**Short problem**
Pull out every line below that holds the word "installing".

**Provided information**
---+---
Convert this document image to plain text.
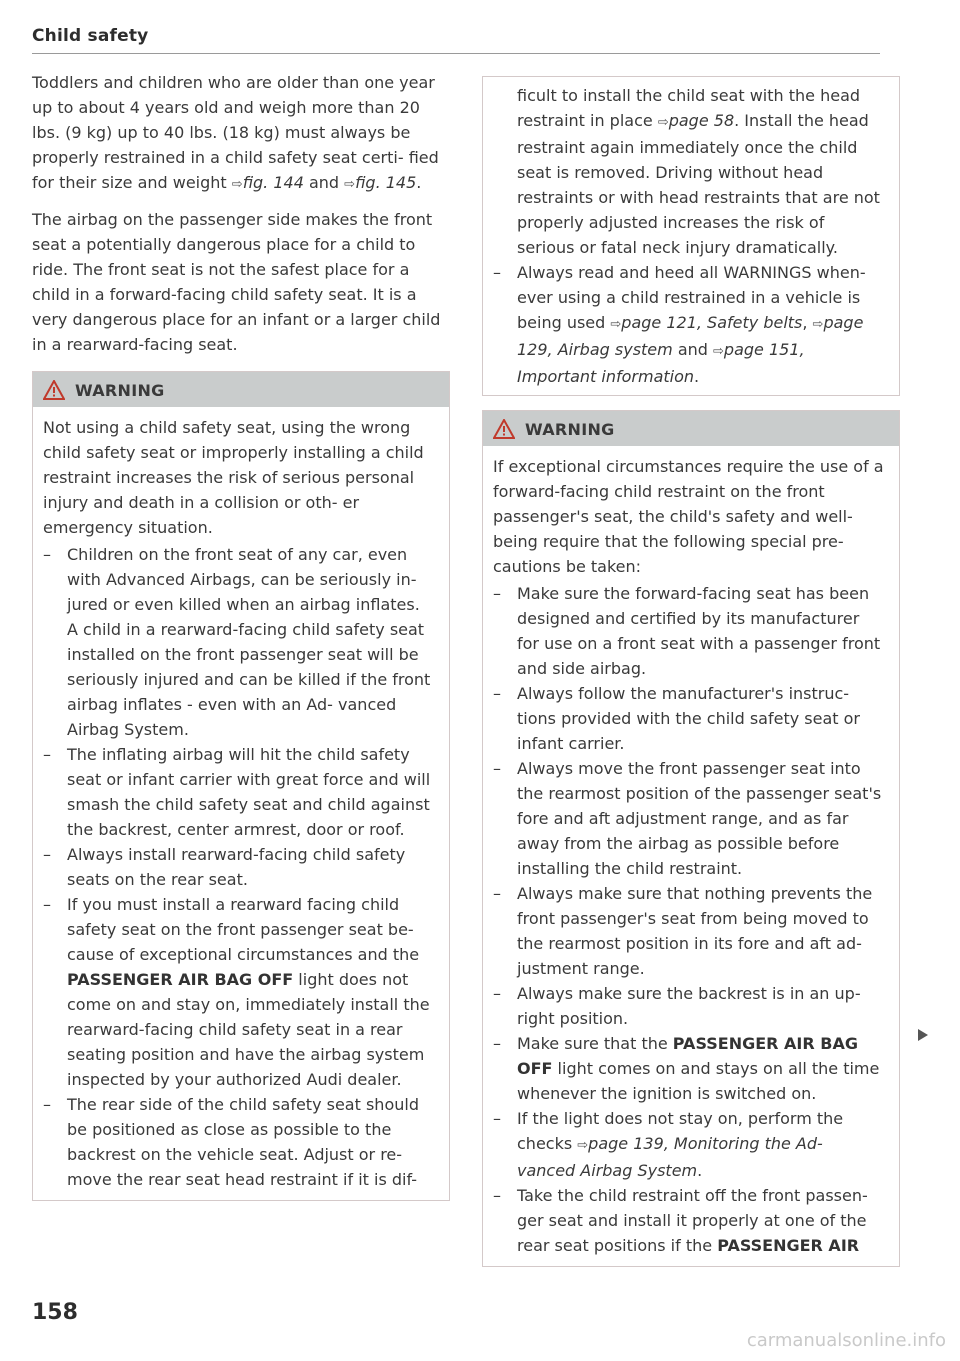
Child safety

Toddlers and children who are older than one year up to about 4 years old and weigh more than 20 lbs. (9 kg) up to 40 lbs. (18 kg) must always be properly restrained in a child safety seat certi- fied for their size and weight ⇨fig. 144 and ⇨fig. 145.

The airbag on the passenger side makes the front seat a potentially dangerous place for a child to ride. The front seat is not the safest place for a child in a forward-facing child safety seat. It is a very dangerous place for an infant or a larger child in a rearward-facing seat.

WARNING

Not using a child safety seat, using the wrong child safety seat or improperly installing a child restraint increases the risk of serious personal injury and death in a collision or oth- er emergency situation.

– Children on the front seat of any car, even with Advanced Airbags, can be seriously in- jured or even killed when an airbag inflates. A child in a rearward-facing child safety seat installed on the front passenger seat will be seriously injured and can be killed if the front airbag inflates - even with an Ad- vanced Airbag System.
– The inflating airbag will hit the child safety seat or infant carrier with great force and will smash the child safety seat and child against the backrest, center armrest, door or roof.
– Always install rearward-facing child safety seats on the rear seat.
– If you must install a rearward facing child safety seat on the front passenger seat be- cause of exceptional circumstances and the PASSENGER AIR BAG OFF light does not come on and stay on, immediately install the rearward-facing child safety seat in a rear seating position and have the airbag system inspected by your authorized Audi dealer.
– The rear side of the child safety seat should be positioned as close as possible to the backrest on the vehicle seat. Adjust or re- move the rear seat head restraint if it is dif-

ficult to install the child seat with the head restraint in place ⇨page 58. Install the head restraint again immediately once the child seat is removed. Driving without head restraints or with head restraints that are not properly adjusted increases the risk of serious or fatal neck injury dramatically.

– Always read and heed all WARNINGS when- ever using a child restrained in a vehicle is being used ⇨page 121, Safety belts, ⇨page 129, Airbag system and ⇨page 151, Important information.
WARNING

If exceptional circumstances require the use of a forward-facing child restraint on the front passenger's seat, the child's safety and well- being require that the following special pre- cautions be taken:

– Make sure the forward-facing seat has been designed and certified by its manufacturer for use on a front seat with a passenger front and side airbag.
– Always follow the manufacturer's instruc- tions provided with the child safety seat or infant carrier.
– Always move the front passenger seat into the rearmost position of the passenger seat's fore and aft adjustment range, and as far away from the airbag as possible before installing the child restraint.
– Always make sure that nothing prevents the front passenger's seat from being moved to the rearmost position in its fore and aft ad- justment range.
– Always make sure the backrest is in an up- right position.
– Make sure that the PASSENGER AIR BAG OFF light comes on and stays on all the time whenever the ignition is switched on.
– If the light does not stay on, perform the checks ⇨page 139, Monitoring the Ad- vanced Airbag System.
– Take the child restraint off the front passen- ger seat and install it properly at one of the rear seat positions if the PASSENGER AIR
158
carmanualsonline.info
---+---
**Solution to this problem**
Not using a child safety seat, using the wrong child safety seat or improperly installing a child restraint increases the risk of serious personal injury and death in a collision or oth- er emergency situation.
– Always move the front passenger seat into the rearmost position of the passenger seat's fore and aft adjustment range, and as far away from the airbag as possible before installing the child restraint.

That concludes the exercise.